Task goal: Each record is to be transcribed exactly.
* * *
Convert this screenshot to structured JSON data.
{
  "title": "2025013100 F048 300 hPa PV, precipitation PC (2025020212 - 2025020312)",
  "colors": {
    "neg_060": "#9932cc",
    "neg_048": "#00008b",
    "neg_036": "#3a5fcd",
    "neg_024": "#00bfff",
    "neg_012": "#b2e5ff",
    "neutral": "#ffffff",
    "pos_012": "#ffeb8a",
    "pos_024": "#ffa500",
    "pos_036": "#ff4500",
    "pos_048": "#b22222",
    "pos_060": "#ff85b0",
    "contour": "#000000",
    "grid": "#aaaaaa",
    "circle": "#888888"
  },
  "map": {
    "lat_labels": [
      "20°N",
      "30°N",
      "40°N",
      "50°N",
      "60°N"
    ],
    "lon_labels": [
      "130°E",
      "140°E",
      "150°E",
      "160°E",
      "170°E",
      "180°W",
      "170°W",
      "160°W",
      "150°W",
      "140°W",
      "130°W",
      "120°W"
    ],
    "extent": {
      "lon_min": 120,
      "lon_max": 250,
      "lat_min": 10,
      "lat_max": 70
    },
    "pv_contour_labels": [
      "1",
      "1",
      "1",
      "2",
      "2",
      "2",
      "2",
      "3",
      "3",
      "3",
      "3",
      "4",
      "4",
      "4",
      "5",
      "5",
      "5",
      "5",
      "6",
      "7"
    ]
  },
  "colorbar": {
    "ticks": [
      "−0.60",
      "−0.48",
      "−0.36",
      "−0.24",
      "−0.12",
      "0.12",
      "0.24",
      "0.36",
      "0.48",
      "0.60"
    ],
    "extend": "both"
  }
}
* * *
Complete answer:
Convert this screenshot to structured JSON data.
{
  "title": "2025013100 F048 300 hPa PV, precipitation PC (2025020212 - 2025020312)",
  "colors": {
    "neg_060": "#9932cc",
    "neg_048": "#00008b",
    "neg_036": "#3a5fcd",
    "neg_024": "#00bfff",
    "neg_012": "#b2e5ff",
    "neutral": "#ffffff",
    "pos_012": "#ffeb8a",
    "pos_024": "#ffa500",
    "pos_036": "#ff4500",
    "pos_048": "#b22222",
    "pos_060": "#ff85b0",
    "contour": "#000000",
    "grid": "#aaaaaa",
    "circle": "#888888"
  },
  "map": {
    "lat_labels": [
      "20°N",
      "30°N",
      "40°N",
      "50°N",
      "60°N"
    ],
    "lon_labels": [
      "130°E",
      "140°E",
      "150°E",
      "160°E",
      "170°E",
      "180°W",
      "170°W",
      "160°W",
      "150°W",
      "140°W",
      "130°W",
      "120°W"
    ],
    "extent": {
      "lon_min": 120,
      "lon_max": 250,
      "lat_min": 10,
      "lat_max": 70
    },
    "pv_contour_labels": [
      "1",
      "1",
      "1",
      "2",
      "2",
      "2",
      "2",
      "3",
      "3",
      "3",
      "3",
      "4",
      "4",
      "4",
      "5",
      "5",
      "5",
      "5",
      "6",
      "7"
    ]
  },
  "colorbar": {
    "ticks": [
      "−0.60",
      "−0.48",
      "−0.36",
      "−0.24",
      "−0.12",
      "0.12",
      "0.24",
      "0.36",
      "0.48",
      "0.60"
    ],
    "extend": "both"
  }
}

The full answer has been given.